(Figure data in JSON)
((
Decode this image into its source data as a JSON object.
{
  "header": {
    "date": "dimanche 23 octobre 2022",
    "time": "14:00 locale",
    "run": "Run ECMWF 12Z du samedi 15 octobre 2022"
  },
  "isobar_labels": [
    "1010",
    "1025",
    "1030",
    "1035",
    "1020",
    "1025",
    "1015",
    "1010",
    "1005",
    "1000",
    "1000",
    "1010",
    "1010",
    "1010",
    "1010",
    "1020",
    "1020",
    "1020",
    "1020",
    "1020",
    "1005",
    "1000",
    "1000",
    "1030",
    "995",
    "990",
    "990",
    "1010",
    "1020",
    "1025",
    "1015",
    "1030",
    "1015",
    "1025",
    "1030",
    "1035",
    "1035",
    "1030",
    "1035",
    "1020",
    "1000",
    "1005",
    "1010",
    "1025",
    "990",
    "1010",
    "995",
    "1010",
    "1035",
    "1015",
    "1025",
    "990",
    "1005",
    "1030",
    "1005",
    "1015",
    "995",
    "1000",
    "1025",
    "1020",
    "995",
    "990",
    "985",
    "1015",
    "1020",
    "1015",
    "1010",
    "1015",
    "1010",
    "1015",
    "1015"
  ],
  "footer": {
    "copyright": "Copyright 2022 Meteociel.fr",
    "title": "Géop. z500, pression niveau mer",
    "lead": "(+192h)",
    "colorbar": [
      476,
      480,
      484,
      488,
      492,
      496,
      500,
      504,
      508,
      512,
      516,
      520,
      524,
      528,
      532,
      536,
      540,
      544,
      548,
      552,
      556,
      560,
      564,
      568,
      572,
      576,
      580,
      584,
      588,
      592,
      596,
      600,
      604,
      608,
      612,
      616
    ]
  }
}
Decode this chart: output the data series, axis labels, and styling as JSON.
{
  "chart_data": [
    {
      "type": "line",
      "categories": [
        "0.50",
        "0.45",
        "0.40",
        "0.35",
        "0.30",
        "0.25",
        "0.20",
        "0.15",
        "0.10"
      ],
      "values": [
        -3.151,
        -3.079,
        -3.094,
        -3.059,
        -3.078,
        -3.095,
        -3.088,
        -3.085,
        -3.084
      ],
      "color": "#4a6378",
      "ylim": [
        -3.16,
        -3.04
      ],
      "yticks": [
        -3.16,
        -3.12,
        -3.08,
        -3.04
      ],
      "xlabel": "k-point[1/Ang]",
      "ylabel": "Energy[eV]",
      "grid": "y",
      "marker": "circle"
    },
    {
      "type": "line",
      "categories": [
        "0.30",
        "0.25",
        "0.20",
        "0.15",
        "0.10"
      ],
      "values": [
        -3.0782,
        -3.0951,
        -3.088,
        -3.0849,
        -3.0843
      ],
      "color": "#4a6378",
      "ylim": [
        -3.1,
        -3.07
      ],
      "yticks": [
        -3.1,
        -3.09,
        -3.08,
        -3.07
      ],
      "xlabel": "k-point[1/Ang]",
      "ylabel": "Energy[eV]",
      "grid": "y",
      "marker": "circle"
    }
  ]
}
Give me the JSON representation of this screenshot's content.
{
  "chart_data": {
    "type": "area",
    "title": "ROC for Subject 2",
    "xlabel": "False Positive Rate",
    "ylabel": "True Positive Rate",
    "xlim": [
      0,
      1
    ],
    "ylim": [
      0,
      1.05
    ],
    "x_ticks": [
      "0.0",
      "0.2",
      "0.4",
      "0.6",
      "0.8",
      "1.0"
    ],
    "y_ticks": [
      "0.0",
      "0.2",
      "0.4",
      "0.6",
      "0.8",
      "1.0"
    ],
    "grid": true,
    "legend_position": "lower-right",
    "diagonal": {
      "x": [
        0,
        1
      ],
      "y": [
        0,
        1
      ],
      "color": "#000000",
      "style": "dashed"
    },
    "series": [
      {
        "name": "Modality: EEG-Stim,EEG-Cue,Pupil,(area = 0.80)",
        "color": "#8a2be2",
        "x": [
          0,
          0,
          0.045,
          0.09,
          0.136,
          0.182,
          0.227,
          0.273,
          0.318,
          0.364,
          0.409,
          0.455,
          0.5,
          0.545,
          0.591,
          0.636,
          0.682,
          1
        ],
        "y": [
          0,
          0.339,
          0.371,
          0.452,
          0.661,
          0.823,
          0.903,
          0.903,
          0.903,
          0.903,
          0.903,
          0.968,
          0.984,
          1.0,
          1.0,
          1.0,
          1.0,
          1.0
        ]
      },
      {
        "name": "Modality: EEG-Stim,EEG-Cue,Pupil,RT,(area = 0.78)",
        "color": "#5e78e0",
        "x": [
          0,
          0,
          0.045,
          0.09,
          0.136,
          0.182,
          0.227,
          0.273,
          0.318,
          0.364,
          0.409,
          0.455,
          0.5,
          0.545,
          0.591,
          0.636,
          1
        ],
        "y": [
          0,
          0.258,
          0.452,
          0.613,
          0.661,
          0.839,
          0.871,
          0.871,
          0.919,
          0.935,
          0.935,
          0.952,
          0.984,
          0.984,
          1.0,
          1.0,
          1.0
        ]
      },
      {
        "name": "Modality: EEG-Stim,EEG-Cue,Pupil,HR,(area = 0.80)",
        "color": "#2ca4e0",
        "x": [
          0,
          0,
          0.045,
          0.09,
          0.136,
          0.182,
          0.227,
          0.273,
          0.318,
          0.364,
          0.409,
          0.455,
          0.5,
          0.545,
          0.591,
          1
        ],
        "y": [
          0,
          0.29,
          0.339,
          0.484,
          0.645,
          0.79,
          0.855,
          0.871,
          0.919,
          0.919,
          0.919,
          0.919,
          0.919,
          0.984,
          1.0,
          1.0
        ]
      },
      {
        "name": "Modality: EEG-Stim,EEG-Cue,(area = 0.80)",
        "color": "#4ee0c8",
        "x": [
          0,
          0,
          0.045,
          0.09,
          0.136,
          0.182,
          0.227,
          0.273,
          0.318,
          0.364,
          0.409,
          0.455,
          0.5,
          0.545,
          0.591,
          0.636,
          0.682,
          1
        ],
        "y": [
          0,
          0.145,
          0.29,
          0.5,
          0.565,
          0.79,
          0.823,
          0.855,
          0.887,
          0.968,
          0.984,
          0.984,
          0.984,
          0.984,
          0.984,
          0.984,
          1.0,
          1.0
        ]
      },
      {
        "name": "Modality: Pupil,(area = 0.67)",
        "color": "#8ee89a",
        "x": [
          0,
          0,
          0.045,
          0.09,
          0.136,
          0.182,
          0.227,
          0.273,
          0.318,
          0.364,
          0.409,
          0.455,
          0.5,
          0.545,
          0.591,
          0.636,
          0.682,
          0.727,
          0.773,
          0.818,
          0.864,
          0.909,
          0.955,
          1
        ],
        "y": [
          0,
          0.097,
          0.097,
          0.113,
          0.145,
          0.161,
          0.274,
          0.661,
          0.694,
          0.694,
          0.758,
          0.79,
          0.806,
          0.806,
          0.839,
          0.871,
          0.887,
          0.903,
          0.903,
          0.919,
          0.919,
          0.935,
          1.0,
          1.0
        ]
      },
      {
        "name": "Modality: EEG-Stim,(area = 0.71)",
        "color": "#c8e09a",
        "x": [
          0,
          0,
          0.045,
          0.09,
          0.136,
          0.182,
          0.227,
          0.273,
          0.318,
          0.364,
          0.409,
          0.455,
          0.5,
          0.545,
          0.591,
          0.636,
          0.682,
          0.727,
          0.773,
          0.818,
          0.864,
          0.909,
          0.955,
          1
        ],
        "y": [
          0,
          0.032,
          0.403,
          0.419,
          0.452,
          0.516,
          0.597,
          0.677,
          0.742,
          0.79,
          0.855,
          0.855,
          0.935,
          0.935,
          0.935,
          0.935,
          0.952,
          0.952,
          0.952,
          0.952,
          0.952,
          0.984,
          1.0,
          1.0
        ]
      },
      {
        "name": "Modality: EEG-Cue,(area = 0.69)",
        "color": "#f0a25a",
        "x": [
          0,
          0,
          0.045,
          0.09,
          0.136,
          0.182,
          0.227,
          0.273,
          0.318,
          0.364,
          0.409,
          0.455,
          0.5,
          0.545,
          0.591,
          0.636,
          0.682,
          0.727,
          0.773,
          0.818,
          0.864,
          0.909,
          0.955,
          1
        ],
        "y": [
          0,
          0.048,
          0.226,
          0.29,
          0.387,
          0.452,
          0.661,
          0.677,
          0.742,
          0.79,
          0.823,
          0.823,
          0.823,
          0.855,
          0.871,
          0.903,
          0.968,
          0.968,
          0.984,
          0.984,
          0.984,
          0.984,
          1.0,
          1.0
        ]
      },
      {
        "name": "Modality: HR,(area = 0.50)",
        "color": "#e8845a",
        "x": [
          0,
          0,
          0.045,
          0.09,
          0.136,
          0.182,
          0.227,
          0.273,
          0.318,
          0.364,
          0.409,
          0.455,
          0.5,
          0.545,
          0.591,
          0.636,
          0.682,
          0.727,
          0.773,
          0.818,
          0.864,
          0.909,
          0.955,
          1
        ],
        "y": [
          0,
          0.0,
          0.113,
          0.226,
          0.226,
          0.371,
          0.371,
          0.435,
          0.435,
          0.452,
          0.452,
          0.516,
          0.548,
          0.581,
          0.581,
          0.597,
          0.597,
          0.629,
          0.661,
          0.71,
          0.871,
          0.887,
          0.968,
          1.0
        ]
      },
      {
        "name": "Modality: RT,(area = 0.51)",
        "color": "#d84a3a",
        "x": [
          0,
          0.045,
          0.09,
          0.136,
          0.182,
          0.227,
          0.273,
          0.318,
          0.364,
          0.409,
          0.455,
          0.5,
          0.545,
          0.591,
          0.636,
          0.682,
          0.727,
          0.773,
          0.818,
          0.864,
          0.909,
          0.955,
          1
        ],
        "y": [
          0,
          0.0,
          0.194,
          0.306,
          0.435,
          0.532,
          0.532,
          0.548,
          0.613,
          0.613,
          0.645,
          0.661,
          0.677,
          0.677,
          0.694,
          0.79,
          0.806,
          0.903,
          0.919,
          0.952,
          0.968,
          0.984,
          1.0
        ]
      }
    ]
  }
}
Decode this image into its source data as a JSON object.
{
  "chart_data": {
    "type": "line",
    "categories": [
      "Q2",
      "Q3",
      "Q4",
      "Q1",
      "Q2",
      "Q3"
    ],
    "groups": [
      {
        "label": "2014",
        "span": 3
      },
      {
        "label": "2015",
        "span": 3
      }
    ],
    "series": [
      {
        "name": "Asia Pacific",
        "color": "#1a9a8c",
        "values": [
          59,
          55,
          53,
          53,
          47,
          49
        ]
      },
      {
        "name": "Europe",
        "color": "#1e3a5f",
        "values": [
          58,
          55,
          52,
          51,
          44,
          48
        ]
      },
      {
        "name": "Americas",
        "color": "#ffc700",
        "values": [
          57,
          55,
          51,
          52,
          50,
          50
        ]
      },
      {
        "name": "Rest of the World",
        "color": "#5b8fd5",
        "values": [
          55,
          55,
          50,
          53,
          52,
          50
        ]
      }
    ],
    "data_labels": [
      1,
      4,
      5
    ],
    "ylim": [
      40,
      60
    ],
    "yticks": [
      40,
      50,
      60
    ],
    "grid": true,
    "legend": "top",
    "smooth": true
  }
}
))
### Task brief
Your task is to gather every line with the word "this" and copy it.

### Worked solution
Decode this image into its source data as a JSON object.
Decode this chart: output the data series, axis labels, and styling as JSON.
Give me the JSON representation of this screenshot's content.
Decode this image into its source data as a JSON object.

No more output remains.